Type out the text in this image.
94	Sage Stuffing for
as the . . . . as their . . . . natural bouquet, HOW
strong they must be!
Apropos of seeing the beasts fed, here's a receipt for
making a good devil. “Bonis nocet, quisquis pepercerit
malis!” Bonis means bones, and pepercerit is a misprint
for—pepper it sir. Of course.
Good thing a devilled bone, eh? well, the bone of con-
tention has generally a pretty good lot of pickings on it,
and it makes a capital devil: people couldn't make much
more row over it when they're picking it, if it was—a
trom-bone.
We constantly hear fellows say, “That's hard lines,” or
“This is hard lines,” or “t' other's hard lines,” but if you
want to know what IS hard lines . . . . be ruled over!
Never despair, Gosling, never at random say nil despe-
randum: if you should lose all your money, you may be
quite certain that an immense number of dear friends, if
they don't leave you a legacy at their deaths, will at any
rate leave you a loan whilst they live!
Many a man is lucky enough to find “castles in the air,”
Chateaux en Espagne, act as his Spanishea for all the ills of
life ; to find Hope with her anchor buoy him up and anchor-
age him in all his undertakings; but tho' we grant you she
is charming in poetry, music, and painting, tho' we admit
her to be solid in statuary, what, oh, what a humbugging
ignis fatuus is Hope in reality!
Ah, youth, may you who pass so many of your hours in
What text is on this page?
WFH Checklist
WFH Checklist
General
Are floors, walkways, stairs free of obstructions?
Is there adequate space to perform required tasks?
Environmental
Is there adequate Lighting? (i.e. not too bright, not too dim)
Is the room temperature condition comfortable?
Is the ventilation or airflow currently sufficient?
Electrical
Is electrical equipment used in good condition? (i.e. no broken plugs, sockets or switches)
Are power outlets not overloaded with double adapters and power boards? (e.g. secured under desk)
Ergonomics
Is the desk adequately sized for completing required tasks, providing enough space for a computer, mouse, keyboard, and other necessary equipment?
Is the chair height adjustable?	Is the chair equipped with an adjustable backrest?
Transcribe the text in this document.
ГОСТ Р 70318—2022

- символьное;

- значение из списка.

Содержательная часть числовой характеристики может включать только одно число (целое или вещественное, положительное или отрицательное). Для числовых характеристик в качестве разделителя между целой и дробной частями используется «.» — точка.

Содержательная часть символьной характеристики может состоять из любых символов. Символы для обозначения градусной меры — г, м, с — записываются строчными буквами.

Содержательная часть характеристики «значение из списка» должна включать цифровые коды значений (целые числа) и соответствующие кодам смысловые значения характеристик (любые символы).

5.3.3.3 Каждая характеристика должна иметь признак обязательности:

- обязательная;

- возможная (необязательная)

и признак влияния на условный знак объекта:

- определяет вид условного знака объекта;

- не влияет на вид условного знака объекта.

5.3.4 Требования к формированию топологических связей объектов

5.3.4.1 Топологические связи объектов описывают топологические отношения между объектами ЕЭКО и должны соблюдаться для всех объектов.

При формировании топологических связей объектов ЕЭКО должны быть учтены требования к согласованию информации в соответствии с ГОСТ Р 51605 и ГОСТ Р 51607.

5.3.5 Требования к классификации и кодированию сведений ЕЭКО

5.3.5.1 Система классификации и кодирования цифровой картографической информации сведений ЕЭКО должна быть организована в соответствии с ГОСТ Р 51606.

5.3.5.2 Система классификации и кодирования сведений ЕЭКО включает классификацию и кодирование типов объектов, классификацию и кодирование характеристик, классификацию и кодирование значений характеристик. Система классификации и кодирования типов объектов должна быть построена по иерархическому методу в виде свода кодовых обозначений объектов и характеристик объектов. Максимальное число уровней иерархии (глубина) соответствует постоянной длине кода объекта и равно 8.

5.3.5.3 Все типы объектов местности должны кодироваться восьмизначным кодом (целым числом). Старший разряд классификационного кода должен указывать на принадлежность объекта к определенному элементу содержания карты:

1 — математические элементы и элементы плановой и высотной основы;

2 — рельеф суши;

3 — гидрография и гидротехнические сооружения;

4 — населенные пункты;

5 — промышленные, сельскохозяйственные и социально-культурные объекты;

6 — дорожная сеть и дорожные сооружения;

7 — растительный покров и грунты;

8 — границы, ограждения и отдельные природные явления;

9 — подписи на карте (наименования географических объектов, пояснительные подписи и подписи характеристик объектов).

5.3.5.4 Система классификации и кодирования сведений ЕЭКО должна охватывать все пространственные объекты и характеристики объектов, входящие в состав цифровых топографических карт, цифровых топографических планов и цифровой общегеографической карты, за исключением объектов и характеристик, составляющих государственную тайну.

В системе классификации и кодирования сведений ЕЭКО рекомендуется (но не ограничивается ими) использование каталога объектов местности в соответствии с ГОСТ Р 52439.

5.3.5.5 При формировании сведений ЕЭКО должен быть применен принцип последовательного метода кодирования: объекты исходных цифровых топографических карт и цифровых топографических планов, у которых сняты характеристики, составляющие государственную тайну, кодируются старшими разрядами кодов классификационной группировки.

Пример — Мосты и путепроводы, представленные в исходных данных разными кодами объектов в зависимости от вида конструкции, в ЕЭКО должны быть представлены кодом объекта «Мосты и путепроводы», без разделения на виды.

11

—————

» **Directive**
Reply with nothing but the number of lines that contain the word "условного".

» **Reply to the task**
2